┌─ RECORDS FOR PROCESSING

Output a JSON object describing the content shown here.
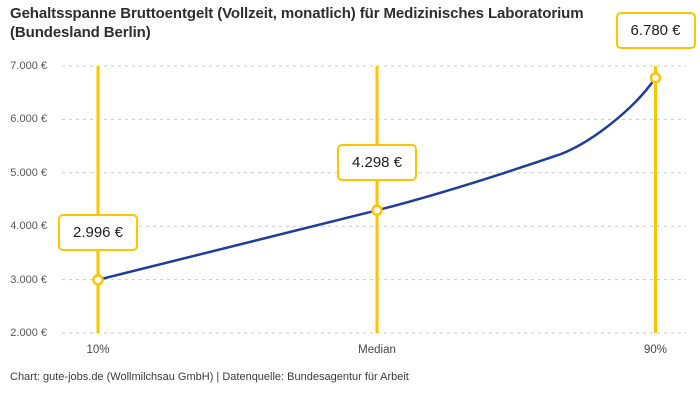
{
  "chart_data": {
    "type": "line",
    "title": "Gehaltsspanne Bruttoentgelt (Vollzeit, monatlich) für Medizinisches Laboratorium (Bundesland Berlin)",
    "categories": [
      "10%",
      "Median",
      "90%"
    ],
    "values": [
      2996,
      4298,
      6780
    ],
    "value_labels": [
      "2.996 €",
      "4.298 €",
      "6.780 €"
    ],
    "ylim": [
      2000,
      7000
    ],
    "ytick_values": [
      7000,
      6000,
      5000,
      4000,
      3000,
      2000
    ],
    "ytick_labels": [
      "7.000 €",
      "6.000 €",
      "5.000 €",
      "4.000 €",
      "3.000 €",
      "2.000 €"
    ],
    "xlabel": "",
    "ylabel": "",
    "grid": "horizontal-dashed",
    "legend": "none",
    "curve": "smooth"
  },
  "footer": "Chart: gute-jobs.de (Wollmilchsau GmbH) | Datenquelle: Bundesagentur für Arbeit",
  "colors": {
    "accent_yellow": "#FDC500",
    "line_blue": "#1F3C9E",
    "grid_gray": "#C9C9C9",
    "title_text": "#2E2E2E",
    "axis_text": "#55565A",
    "label_text": "#1D1D1B"
  }
}
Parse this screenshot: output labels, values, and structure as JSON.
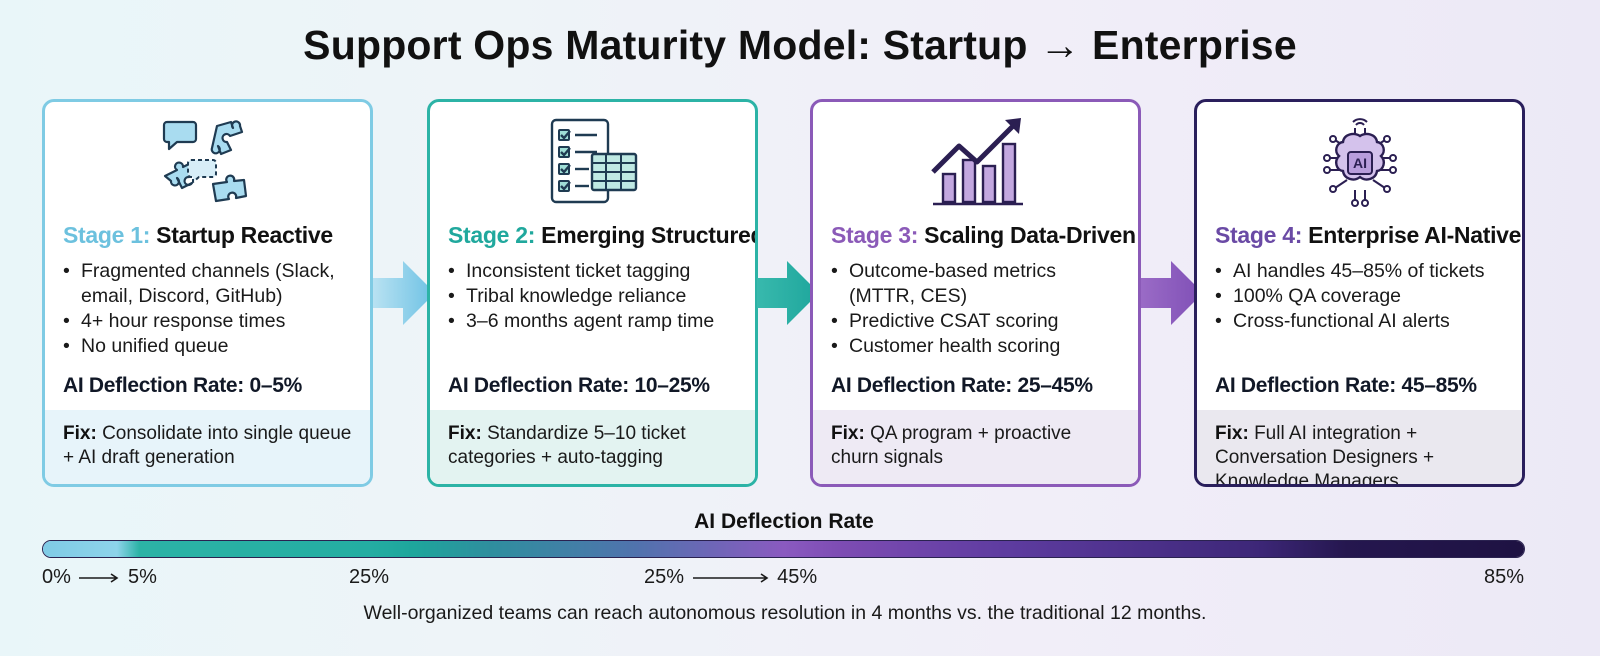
{
  "title": "Support Ops Maturity Model: Startup → Enterprise",
  "stages": [
    {
      "stage_label": "Stage 1:",
      "name": "Startup Reactive",
      "icon": "chat-puzzle-icon",
      "bullets": [
        "Fragmented channels (Slack,",
        "email, Discord, GitHub)",
        "4+ hour response times",
        "No unified queue"
      ],
      "rate": "AI Deflection Rate: 0–5%",
      "fix_label": "Fix:",
      "fix_text": "Consolidate into single queue + AI draft generation",
      "color": "#6cc1de"
    },
    {
      "stage_label": "Stage 2:",
      "name": "Emerging Structured",
      "icon": "checklist-table-icon",
      "bullets": [
        "Inconsistent ticket tagging",
        "Tribal knowledge reliance",
        "3–6 months agent ramp time"
      ],
      "rate": "AI Deflection Rate: 10–25%",
      "fix_label": "Fix:",
      "fix_text": "Standardize 5–10 ticket categories + auto-tagging",
      "color": "#20a89d"
    },
    {
      "stage_label": "Stage 3:",
      "name": "Scaling Data-Driven",
      "icon": "growth-chart-icon",
      "bullets": [
        "Outcome-based metrics",
        "(MTTR, CES)",
        "Predictive CSAT scoring",
        "Customer health scoring"
      ],
      "rate": "AI Deflection Rate: 25–45%",
      "fix_label": "Fix:",
      "fix_text": "QA program + proactive churn signals",
      "color": "#8b5ab8"
    },
    {
      "stage_label": "Stage 4:",
      "name": "Enterprise AI-Native",
      "icon": "ai-brain-icon",
      "bullets": [
        "AI handles 45–85% of tickets",
        "100% QA coverage",
        "Cross-functional AI alerts"
      ],
      "rate": "AI Deflection Rate: 45–85%",
      "fix_label": "Fix:",
      "fix_text": "Full AI integration + Conversation Designers + Knowledge Managers",
      "color": "#2a1f5c"
    }
  ],
  "scale": {
    "label": "AI Deflection Rate",
    "ticks": {
      "t0": "0%",
      "t5": "5%",
      "t25a": "25%",
      "t25b": "25%",
      "t45": "45%",
      "t85": "85%"
    }
  },
  "footnote": "Well-organized teams can reach autonomous resolution in 4 months vs. the traditional 12 months."
}
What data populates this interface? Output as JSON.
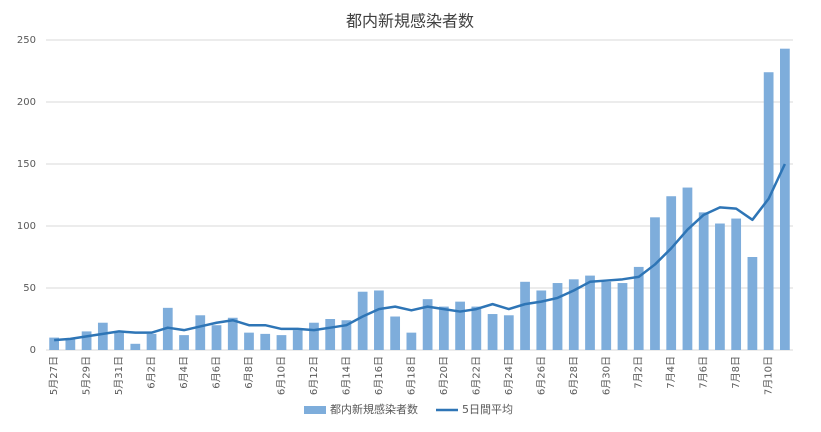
{
  "chart_data": {
    "type": "bar_line",
    "title": "都内新規感染者数",
    "categories": [
      "5月27日",
      null,
      "5月29日",
      null,
      "5月31日",
      null,
      "6月2日",
      null,
      "6月4日",
      null,
      "6月6日",
      null,
      "6月8日",
      null,
      "6月10日",
      null,
      "6月12日",
      null,
      "6月14日",
      null,
      "6月16日",
      null,
      "6月18日",
      null,
      "6月20日",
      null,
      "6月22日",
      null,
      "6月24日",
      null,
      "6月26日",
      null,
      "6月28日",
      null,
      "6月30日",
      null,
      "7月2日",
      null,
      "7月4日",
      null,
      "7月6日",
      null,
      "7月8日",
      null,
      "7月10日",
      null
    ],
    "series": [
      {
        "name": "都内新規感染者数",
        "kind": "bar",
        "color": "#7eaddb",
        "values": [
          10,
          9,
          15,
          22,
          14,
          5,
          13,
          34,
          12,
          28,
          20,
          26,
          14,
          13,
          12,
          16,
          22,
          25,
          24,
          47,
          48,
          27,
          14,
          41,
          35,
          39,
          35,
          29,
          28,
          55,
          48,
          54,
          57,
          60,
          55,
          54,
          67,
          107,
          124,
          131,
          111,
          102,
          106,
          75,
          224,
          243
        ]
      },
      {
        "name": "5日間平均",
        "kind": "line",
        "color": "#2e75b6",
        "values": [
          8,
          9,
          11,
          13,
          15,
          14,
          14,
          18,
          16,
          19,
          22,
          24,
          20,
          20,
          17,
          17,
          16,
          18,
          20,
          27,
          33,
          35,
          32,
          35,
          33,
          31,
          33,
          37,
          33,
          37,
          39,
          42,
          48,
          55,
          56,
          57,
          59,
          69,
          82,
          97,
          109,
          115,
          114,
          105,
          122,
          150
        ]
      }
    ],
    "ylim": [
      0,
      250
    ],
    "yticks": [
      0,
      50,
      100,
      150,
      200,
      250
    ],
    "grid": true,
    "legend": "bottom"
  }
}
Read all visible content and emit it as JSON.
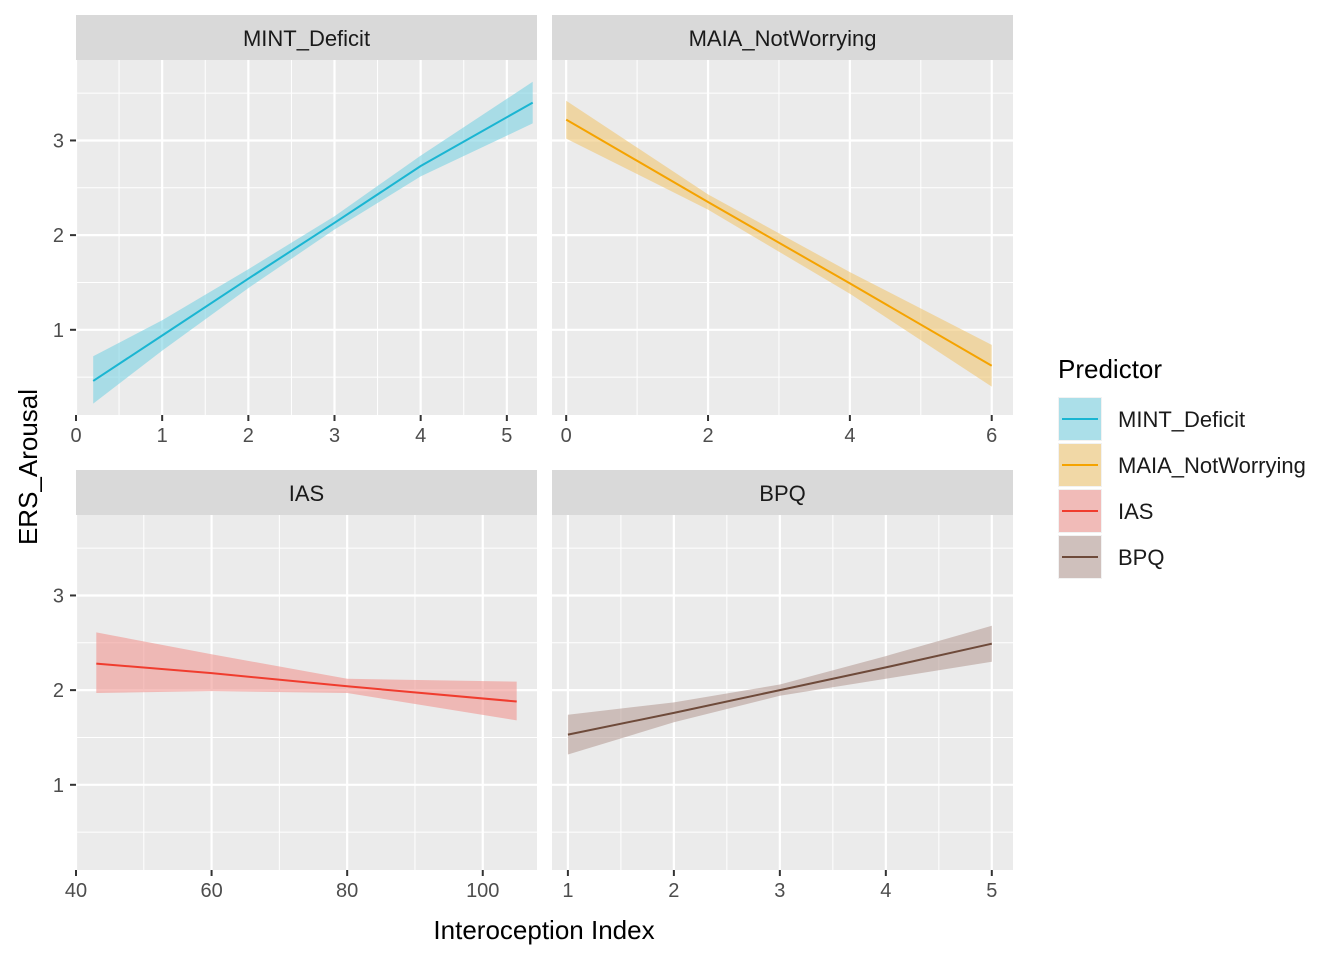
{
  "chart_data": {
    "type": "line",
    "layout": "facet-grid-2x2",
    "xlabel": "Interoception Index",
    "ylabel": "ERS_Arousal",
    "y_ticks": [
      1,
      2,
      3
    ],
    "ylim": [
      0.1,
      3.85
    ],
    "grid": true,
    "legend": {
      "title": "Predictor",
      "placement": "right",
      "entries": [
        "MINT_Deficit",
        "MAIA_NotWorrying",
        "IAS",
        "BPQ"
      ]
    },
    "panels": [
      {
        "strip": "MINT_Deficit",
        "color": "#1ab5d2",
        "fill": "#7fd3e3",
        "xlim": [
          0,
          5.35
        ],
        "x_ticks": [
          0,
          1,
          2,
          3,
          4,
          5
        ],
        "x": [
          0.2,
          1,
          2,
          3,
          4,
          5.3
        ],
        "y": [
          0.46,
          0.94,
          1.54,
          2.13,
          2.73,
          3.4
        ],
        "lower": [
          0.22,
          0.78,
          1.44,
          2.06,
          2.62,
          3.18
        ],
        "upper": [
          0.72,
          1.1,
          1.64,
          2.2,
          2.84,
          3.62
        ]
      },
      {
        "strip": "MAIA_NotWorrying",
        "color": "#f5a300",
        "fill": "#f0c877",
        "xlim": [
          -0.2,
          6.3
        ],
        "x_ticks": [
          0,
          2,
          4,
          6
        ],
        "x": [
          0,
          2,
          4,
          6
        ],
        "y": [
          3.22,
          2.35,
          1.49,
          0.62
        ],
        "lower": [
          3.02,
          2.27,
          1.38,
          0.4
        ],
        "upper": [
          3.42,
          2.43,
          1.61,
          0.84
        ]
      },
      {
        "strip": "IAS",
        "color": "#f03c2e",
        "fill": "#f09a94",
        "xlim": [
          40,
          108
        ],
        "x_ticks": [
          40,
          60,
          80,
          100
        ],
        "x": [
          43,
          60,
          80,
          105
        ],
        "y": [
          2.28,
          2.18,
          2.04,
          1.88
        ],
        "lower": [
          1.97,
          1.99,
          1.97,
          1.68
        ],
        "upper": [
          2.61,
          2.38,
          2.12,
          2.09
        ]
      },
      {
        "strip": "BPQ",
        "color": "#6e4a3a",
        "fill": "#b9a29b",
        "xlim": [
          0.85,
          5.2
        ],
        "x_ticks": [
          1,
          2,
          3,
          4,
          5
        ],
        "x": [
          1,
          2,
          3,
          4,
          5
        ],
        "y": [
          1.53,
          1.76,
          2.0,
          2.24,
          2.49
        ],
        "lower": [
          1.32,
          1.66,
          1.94,
          2.12,
          2.3
        ],
        "upper": [
          1.74,
          1.87,
          2.06,
          2.36,
          2.68
        ]
      }
    ]
  }
}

└─

### WHAT IS EXPECTED
Filter the data, keeping only the lines that contain "scoring".

### RESULT OF THE TASK
        "Predictive CSAT scoring",
        "Customer health scoring"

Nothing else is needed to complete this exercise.